→ PROBLEM TO SOLVE: For the entries that follow, state how many lines include the word "score", giving the number and nothing else.

(Records from a data source)
----
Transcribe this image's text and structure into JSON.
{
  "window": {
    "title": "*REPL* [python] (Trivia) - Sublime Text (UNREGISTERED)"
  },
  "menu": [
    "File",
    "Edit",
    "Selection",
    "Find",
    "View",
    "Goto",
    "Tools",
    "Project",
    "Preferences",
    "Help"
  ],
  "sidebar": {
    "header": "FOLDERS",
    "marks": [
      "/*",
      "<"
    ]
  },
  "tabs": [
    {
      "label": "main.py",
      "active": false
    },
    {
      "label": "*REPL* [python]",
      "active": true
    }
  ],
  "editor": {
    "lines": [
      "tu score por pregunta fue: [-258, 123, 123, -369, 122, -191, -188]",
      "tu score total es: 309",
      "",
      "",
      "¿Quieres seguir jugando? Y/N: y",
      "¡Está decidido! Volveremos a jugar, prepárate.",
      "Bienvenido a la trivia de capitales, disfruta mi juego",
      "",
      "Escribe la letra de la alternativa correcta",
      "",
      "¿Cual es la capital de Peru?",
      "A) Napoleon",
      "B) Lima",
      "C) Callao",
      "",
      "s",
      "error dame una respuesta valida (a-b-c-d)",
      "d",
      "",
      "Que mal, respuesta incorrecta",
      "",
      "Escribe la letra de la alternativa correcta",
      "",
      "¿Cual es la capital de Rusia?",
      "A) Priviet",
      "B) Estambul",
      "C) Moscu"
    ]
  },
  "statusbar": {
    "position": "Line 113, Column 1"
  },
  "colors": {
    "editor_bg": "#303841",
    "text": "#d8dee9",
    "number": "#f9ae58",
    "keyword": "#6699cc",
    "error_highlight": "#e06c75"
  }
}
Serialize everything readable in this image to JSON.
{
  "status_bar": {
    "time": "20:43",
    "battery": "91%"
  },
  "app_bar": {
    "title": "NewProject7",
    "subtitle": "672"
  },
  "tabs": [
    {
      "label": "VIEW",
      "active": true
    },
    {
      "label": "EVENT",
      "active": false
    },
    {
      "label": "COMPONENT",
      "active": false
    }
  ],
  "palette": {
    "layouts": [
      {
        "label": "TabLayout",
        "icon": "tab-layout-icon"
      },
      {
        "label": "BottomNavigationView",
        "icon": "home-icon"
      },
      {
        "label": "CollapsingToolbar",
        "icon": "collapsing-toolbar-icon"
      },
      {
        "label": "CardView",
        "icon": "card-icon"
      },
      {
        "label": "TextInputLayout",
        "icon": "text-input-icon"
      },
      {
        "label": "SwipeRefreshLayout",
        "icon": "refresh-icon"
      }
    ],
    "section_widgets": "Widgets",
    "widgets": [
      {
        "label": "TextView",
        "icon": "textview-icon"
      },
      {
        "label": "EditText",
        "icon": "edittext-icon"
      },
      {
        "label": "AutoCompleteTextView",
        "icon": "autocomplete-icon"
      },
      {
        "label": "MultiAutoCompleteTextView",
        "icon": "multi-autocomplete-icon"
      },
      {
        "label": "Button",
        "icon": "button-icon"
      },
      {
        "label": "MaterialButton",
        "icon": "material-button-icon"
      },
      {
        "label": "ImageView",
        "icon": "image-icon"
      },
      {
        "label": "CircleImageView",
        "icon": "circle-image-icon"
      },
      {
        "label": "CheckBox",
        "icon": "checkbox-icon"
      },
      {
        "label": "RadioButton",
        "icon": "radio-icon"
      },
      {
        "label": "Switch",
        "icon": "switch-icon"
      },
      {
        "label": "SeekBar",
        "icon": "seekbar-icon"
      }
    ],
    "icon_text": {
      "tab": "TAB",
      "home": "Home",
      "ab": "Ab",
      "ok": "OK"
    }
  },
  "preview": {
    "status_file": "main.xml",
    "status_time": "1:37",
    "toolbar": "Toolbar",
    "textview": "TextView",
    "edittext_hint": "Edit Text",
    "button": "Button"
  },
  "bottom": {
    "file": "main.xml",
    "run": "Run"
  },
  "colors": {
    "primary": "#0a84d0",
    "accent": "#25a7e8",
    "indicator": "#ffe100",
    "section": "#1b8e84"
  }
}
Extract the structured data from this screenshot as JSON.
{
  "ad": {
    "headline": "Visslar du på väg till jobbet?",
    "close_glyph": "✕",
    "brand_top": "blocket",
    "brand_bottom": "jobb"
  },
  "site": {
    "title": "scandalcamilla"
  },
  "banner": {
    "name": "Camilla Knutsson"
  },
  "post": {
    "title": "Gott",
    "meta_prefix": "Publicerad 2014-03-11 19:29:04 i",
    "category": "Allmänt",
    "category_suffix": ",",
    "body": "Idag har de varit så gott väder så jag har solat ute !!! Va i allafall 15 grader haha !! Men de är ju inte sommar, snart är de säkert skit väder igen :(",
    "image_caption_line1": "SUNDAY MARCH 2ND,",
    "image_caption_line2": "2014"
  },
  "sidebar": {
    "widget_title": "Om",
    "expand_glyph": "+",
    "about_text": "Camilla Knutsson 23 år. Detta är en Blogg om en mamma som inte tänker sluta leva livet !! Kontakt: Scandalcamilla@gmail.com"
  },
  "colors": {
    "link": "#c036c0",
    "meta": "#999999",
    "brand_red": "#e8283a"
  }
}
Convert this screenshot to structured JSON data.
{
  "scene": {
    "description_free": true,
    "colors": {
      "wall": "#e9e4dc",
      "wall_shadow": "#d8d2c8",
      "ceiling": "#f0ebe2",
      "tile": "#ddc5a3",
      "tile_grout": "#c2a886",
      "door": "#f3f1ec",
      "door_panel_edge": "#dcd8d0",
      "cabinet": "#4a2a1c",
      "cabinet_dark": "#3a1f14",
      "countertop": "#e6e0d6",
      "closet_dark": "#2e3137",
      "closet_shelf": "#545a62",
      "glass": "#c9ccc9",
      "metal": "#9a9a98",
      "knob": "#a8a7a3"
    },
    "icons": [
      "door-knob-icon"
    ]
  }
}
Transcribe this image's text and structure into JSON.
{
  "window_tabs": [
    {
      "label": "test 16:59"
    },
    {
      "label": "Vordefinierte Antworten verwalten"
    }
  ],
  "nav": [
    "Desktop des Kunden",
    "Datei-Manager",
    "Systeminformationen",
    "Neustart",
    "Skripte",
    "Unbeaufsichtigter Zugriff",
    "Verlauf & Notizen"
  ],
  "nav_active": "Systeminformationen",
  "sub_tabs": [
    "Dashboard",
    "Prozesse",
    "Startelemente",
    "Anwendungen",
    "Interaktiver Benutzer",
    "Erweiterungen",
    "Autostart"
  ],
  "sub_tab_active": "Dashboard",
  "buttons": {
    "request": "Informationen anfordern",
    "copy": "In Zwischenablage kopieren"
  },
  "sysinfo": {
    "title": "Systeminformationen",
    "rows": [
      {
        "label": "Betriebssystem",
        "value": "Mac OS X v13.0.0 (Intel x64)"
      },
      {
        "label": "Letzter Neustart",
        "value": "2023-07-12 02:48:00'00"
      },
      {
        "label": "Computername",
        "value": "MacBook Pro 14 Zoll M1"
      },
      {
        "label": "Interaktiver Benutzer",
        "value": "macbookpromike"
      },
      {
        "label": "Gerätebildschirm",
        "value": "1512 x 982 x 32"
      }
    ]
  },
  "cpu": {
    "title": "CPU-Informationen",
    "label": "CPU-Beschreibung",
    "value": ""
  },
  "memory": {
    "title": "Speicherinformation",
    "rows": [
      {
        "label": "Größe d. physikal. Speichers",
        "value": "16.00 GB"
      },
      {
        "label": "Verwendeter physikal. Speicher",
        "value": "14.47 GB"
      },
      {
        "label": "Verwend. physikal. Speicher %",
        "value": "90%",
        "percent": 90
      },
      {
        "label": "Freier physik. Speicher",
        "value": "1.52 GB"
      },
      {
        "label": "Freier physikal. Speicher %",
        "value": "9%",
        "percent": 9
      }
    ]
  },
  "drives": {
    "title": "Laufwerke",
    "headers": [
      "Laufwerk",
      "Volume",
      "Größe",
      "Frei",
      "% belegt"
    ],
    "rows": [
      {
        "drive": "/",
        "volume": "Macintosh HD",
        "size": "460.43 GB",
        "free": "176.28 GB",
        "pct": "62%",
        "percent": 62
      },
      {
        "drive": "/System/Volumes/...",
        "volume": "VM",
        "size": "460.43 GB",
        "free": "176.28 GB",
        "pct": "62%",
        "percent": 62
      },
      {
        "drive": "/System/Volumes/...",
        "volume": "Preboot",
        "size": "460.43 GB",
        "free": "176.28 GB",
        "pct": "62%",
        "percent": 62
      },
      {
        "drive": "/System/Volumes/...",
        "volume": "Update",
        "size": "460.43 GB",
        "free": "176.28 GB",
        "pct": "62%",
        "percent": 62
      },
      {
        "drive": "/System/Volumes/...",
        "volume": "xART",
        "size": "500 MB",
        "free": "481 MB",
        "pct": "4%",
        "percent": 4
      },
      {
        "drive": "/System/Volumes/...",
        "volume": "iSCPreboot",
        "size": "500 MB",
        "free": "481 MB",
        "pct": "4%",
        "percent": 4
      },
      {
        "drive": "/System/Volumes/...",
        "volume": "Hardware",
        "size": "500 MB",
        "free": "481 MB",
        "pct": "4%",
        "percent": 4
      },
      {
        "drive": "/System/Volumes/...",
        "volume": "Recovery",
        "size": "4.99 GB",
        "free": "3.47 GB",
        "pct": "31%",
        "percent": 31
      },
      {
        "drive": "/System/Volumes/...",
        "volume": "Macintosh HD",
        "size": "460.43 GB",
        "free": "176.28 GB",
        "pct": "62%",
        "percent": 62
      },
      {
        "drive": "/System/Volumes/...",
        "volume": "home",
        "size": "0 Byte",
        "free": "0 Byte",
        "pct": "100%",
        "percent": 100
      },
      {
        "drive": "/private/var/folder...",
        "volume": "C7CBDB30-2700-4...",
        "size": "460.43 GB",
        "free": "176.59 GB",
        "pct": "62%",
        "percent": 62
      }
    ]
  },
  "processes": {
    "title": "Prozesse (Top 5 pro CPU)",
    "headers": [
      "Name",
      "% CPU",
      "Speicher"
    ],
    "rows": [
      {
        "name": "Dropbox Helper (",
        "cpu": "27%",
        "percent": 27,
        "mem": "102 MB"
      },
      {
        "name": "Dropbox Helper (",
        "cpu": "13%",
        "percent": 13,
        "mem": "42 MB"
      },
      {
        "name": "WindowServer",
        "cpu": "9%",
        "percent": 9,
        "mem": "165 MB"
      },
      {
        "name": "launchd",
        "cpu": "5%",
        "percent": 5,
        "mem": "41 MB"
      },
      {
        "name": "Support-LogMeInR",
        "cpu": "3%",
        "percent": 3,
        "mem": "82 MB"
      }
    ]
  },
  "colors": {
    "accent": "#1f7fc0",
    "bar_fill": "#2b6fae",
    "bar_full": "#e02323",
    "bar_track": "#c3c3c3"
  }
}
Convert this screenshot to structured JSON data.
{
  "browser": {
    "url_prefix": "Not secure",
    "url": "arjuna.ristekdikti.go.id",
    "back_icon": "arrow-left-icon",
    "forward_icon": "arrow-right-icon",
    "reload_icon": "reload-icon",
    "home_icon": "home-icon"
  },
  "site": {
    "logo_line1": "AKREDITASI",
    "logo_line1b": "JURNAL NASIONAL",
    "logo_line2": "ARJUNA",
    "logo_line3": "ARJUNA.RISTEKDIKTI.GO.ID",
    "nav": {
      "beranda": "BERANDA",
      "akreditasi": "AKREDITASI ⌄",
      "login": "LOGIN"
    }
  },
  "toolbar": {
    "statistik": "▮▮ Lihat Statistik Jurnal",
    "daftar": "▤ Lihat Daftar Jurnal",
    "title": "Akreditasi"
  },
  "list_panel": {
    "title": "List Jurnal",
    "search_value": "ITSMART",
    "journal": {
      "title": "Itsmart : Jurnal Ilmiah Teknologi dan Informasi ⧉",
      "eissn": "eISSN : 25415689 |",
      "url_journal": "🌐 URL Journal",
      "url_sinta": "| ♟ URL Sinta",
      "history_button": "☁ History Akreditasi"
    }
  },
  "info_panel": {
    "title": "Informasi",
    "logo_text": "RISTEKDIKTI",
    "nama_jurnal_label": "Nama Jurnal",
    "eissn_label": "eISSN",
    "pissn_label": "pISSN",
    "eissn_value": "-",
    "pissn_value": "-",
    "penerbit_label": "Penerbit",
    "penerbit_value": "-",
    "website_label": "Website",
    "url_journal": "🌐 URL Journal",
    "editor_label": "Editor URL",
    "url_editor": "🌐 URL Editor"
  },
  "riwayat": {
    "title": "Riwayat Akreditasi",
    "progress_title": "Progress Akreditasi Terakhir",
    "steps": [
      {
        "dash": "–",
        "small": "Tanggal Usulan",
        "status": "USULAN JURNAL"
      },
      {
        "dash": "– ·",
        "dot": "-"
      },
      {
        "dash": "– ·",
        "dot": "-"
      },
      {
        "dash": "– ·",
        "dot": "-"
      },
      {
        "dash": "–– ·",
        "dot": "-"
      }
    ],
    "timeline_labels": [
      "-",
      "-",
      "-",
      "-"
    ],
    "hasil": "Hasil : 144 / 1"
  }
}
----
→ EXERCISE OUTPUT: 2